What the task asks — Isolate every line in the data with the string "asepsis" and copy it.

Listing —
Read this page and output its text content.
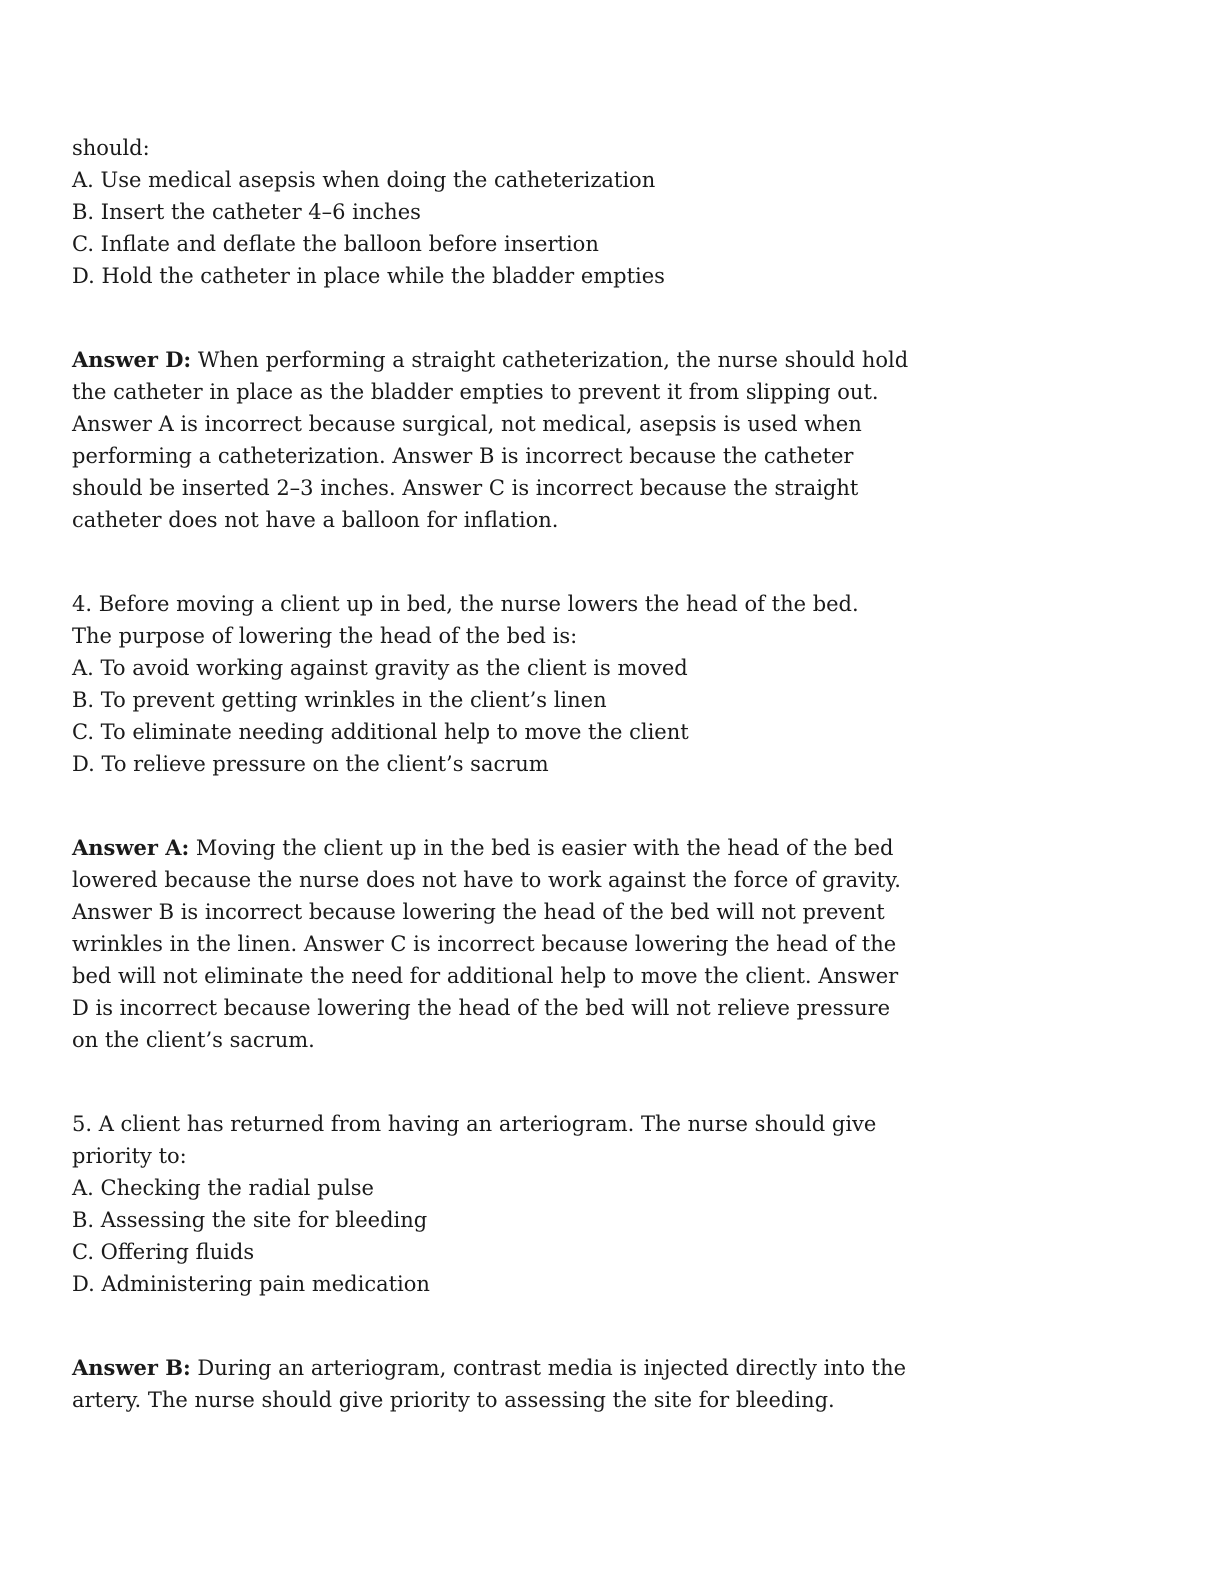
should:
A. Use medical asepsis when doing the catheterization
B. Insert the catheter 4–6 inches
C. Inflate and deflate the balloon before insertion
D. Hold the catheter in place while the bladder empties
Answer D: When performing a straight catheterization, the nurse should hold
the catheter in place as the bladder empties to prevent it from slipping out.
Answer A is incorrect because surgical, not medical, asepsis is used when
performing a catheterization. Answer B is incorrect because the catheter
should be inserted 2–3 inches. Answer C is incorrect because the straight
catheter does not have a balloon for inflation.
4. Before moving a client up in bed, the nurse lowers the head of the bed.
The purpose of lowering the head of the bed is:
A. To avoid working against gravity as the client is moved
B. To prevent getting wrinkles in the client’s linen
C. To eliminate needing additional help to move the client
D. To relieve pressure on the client’s sacrum
Answer A: Moving the client up in the bed is easier with the head of the bed
lowered because the nurse does not have to work against the force of gravity.
Answer B is incorrect because lowering the head of the bed will not prevent
wrinkles in the linen. Answer C is incorrect because lowering the head of the
bed will not eliminate the need for additional help to move the client. Answer
D is incorrect because lowering the head of the bed will not relieve pressure
on the client’s sacrum.
5. A client has returned from having an arteriogram. The nurse should give
priority to:
A. Checking the radial pulse
B. Assessing the site for bleeding
C. Offering fluids
D. Administering pain medication
Answer B: During an arteriogram, contrast media is injected directly into the
artery. The nurse should give priority to assessing the site for bleeding.
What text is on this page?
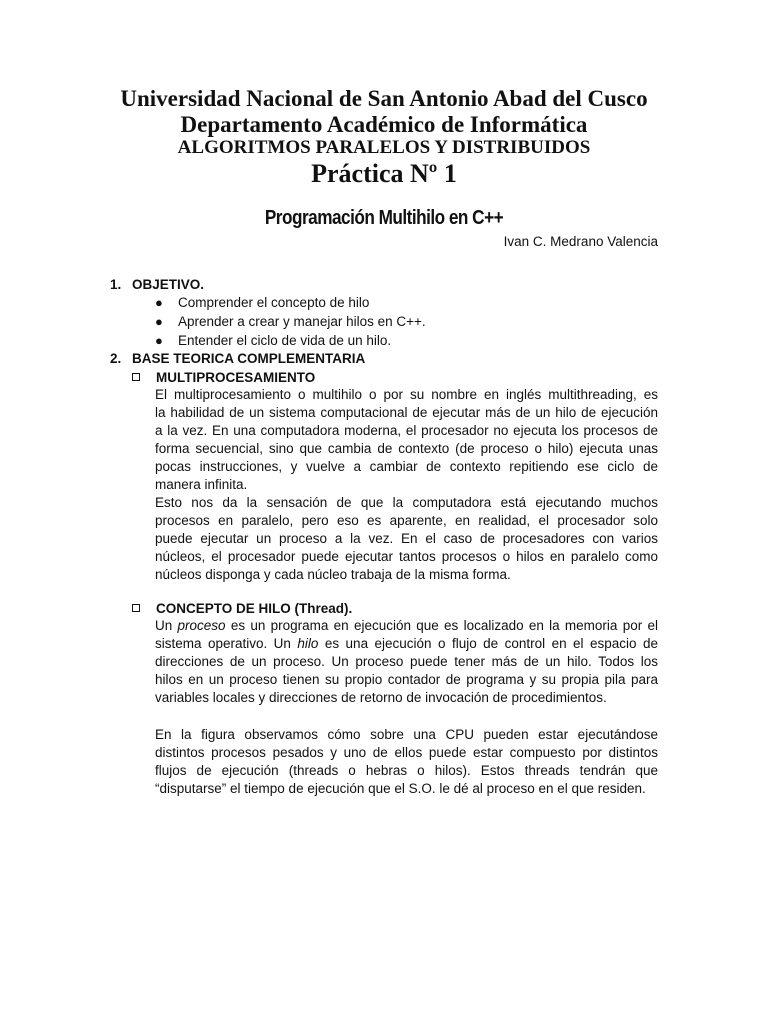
Universidad Nacional de San Antonio Abad del Cusco
Departamento Académico de Informática
ALGORITMOS PARALELOS Y DISTRIBUIDOS
Práctica Nº 1
Programación Multihilo en C++
Ivan C. Medrano Valencia
1. OBJETIVO.
● Comprender el concepto de hilo
● Aprender a crear y manejar hilos en C++.
● Entender el ciclo de vida de un hilo.
2. BASE TEORICA COMPLEMENTARIA
MULTIPROCESAMIENTO
El multiprocesamiento o multihilo o por su nombre en inglés multithreading, es
la habilidad de un sistema computacional de ejecutar más de un hilo de ejecución
a la vez. En una computadora moderna, el procesador no ejecuta los procesos de
forma secuencial, sino que cambia de contexto (de proceso o hilo) ejecuta unas
pocas instrucciones, y vuelve a cambiar de contexto repitiendo ese ciclo de
manera infinita.
Esto nos da la sensación de que la computadora está ejecutando muchos
procesos en paralelo, pero eso es aparente, en realidad, el procesador solo
puede ejecutar un proceso a la vez. En el caso de procesadores con varios
núcleos, el procesador puede ejecutar tantos procesos o hilos en paralelo como
núcleos disponga y cada núcleo trabaja de la misma forma.
CONCEPTO DE HILO (Thread).
Un proceso es un programa en ejecución que es localizado en la memoria por el
sistema operativo. Un hilo es una ejecución o flujo de control en el espacio de
direcciones de un proceso. Un proceso puede tener más de un hilo. Todos los
hilos en un proceso tienen su propio contador de programa y su propia pila para
variables locales y direcciones de retorno de invocación de procedimientos.
En la figura observamos cómo sobre una CPU pueden estar ejecutándose
distintos procesos pesados y uno de ellos puede estar compuesto por distintos
flujos de ejecución (threads o hebras o hilos). Estos threads tendrán que
“disputarse” el tiempo de ejecución que el S.O. le dé al proceso en el que residen.
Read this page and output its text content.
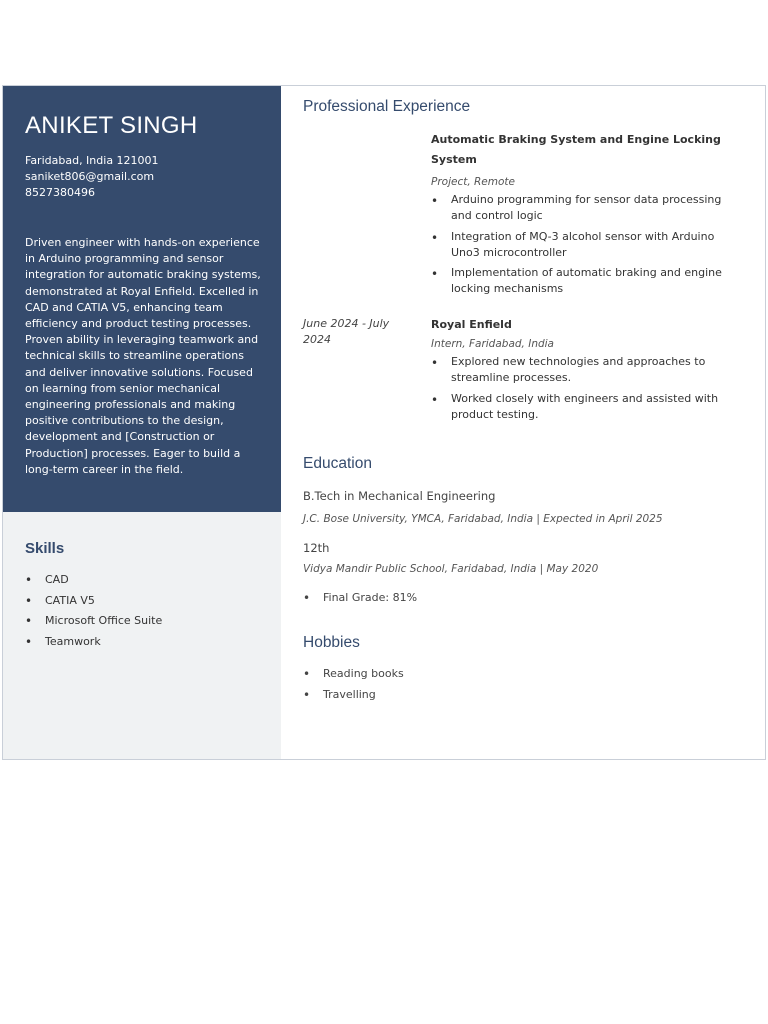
ANIKET SINGH
Faridabad, India 121001
saniket806@gmail.com
8527380496
Driven engineer with hands-on experience in Arduino programming and sensor integration for automatic braking systems, demonstrated at Royal Enfield. Excelled in CAD and CATIA V5, enhancing team efficiency and product testing processes. Proven ability in leveraging teamwork and technical skills to streamline operations and deliver innovative solutions. Focused on learning from senior mechanical engineering professionals and making positive contributions to the design, development and [Construction or Production] processes. Eager to build a long-term career in the field.
Skills
• CAD
• CATIA V5
• Microsoft Office Suite
• Teamwork
Professional Experience
Automatic Braking System and Engine Locking System
Project, Remote
• Arduino programming for sensor data processing and control logic
• Integration of MQ-3 alcohol sensor with Arduino Uno3 microcontroller
• Implementation of automatic braking and engine locking mechanisms
June 2024 - July 2024
Royal Enfield
Intern, Faridabad, India
• Explored new technologies and approaches to streamline processes.
• Worked closely with engineers and assisted with product testing.
Education
B.Tech in Mechanical Engineering
J.C. Bose University, YMCA, Faridabad, India | Expected in April 2025
12th
Vidya Mandir Public School, Faridabad, India | May 2020
• Final Grade: 81%
Hobbies
• Reading books
• Travelling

Solved problem —
A. Use medical asepsis when doing the catheterization
Answer A is incorrect because surgical, not medical, asepsis is used when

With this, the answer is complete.